(Saved entries)
◆ ◆ ◆ ◆ ◆
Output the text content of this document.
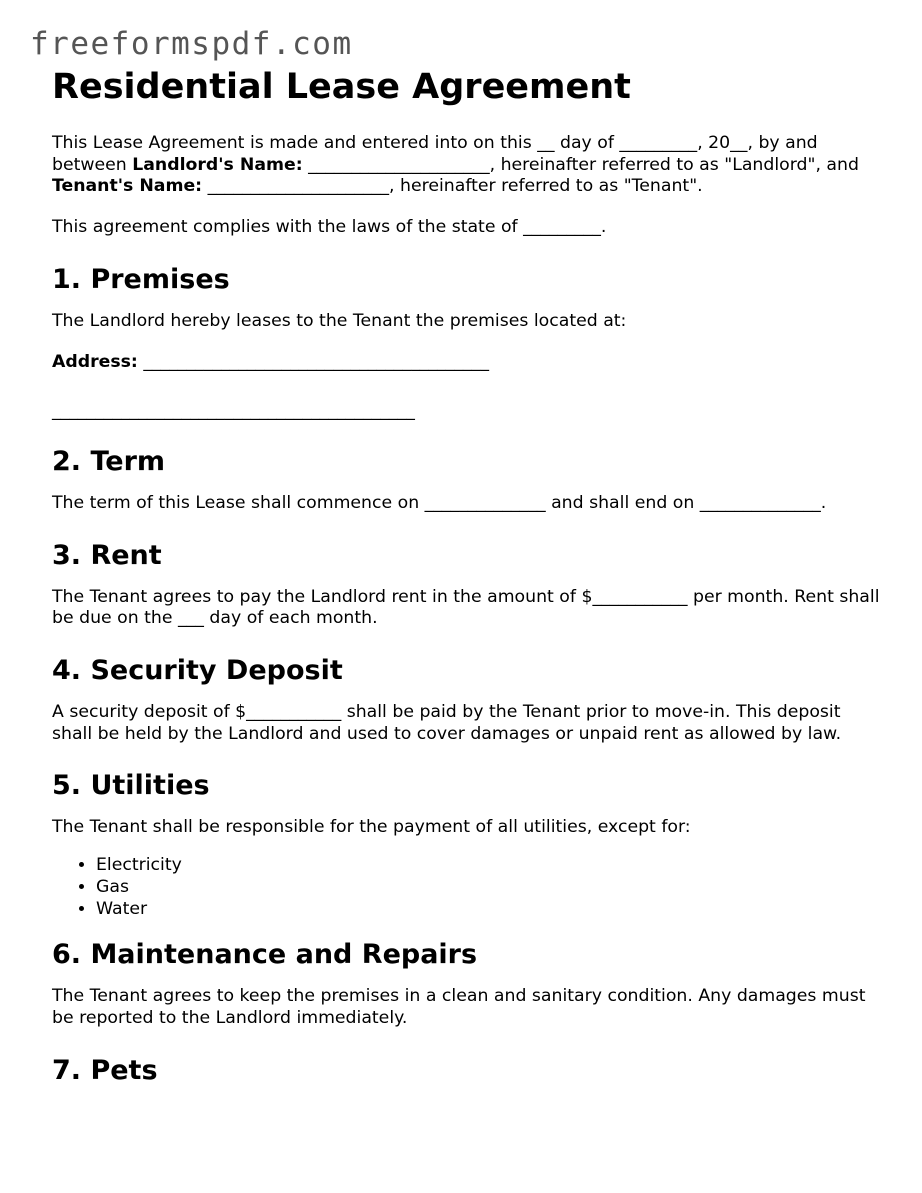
freeformspdf.com
Residential Lease Agreement

This Lease Agreement is made and entered into on this __ day of _________, 20__, by and between Landlord's Name: _____________________, hereinafter referred to as "Landlord", and Tenant's Name: _____________________, hereinafter referred to as "Tenant".

This agreement complies with the laws of the state of _________.

1. Premises

The Landlord hereby leases to the Tenant the premises located at:

Address: ________________________________________

__________________________________________

2. Term

The term of this Lease shall commence on ______________ and shall end on ______________.

3. Rent

The Tenant agrees to pay the Landlord rent in the amount of $___________ per month. Rent shall be due on the ___ day of each month.

4. Security Deposit

A security deposit of $___________ shall be paid by the Tenant prior to move-in. This deposit shall be held by the Landlord and used to cover damages or unpaid rent as allowed by law.

5. Utilities

The Tenant shall be responsible for the payment of all utilities, except for:

• Electricity
• Gas
• Water
6. Maintenance and Repairs

The Tenant agrees to keep the premises in a clean and sanitary condition. Any damages must be reported to the Landlord immediately.

7. Pets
◆ ◆ ◆ ◆ ◆
= Prompt =
Reproduce the entries above without change, omitting all pictures.

= Answer to the problem =
Output the text content of this document.
freeformspdf.com
Residential Lease Agreement

This Lease Agreement is made and entered into on this __ day of _________, 20__, by and between Landlord's Name: _____________________, hereinafter referred to as "Landlord", and Tenant's Name: _____________________, hereinafter referred to as "Tenant".

This agreement complies with the laws of the state of _________.

1. Premises

The Landlord hereby leases to the Tenant the premises located at:

Address: ________________________________________

__________________________________________

2. Term

The term of this Lease shall commence on ______________ and shall end on ______________.

3. Rent

The Tenant agrees to pay the Landlord rent in the amount of $___________ per month. Rent shall be due on the ___ day of each month.

4. Security Deposit

A security deposit of $___________ shall be paid by the Tenant prior to move-in. This deposit shall be held by the Landlord and used to cover damages or unpaid rent as allowed by law.

5. Utilities

The Tenant shall be responsible for the payment of all utilities, except for:

• Electricity
• Gas
• Water
6. Maintenance and Repairs

The Tenant agrees to keep the premises in a clean and sanitary condition. Any damages must be reported to the Landlord immediately.

7. Pets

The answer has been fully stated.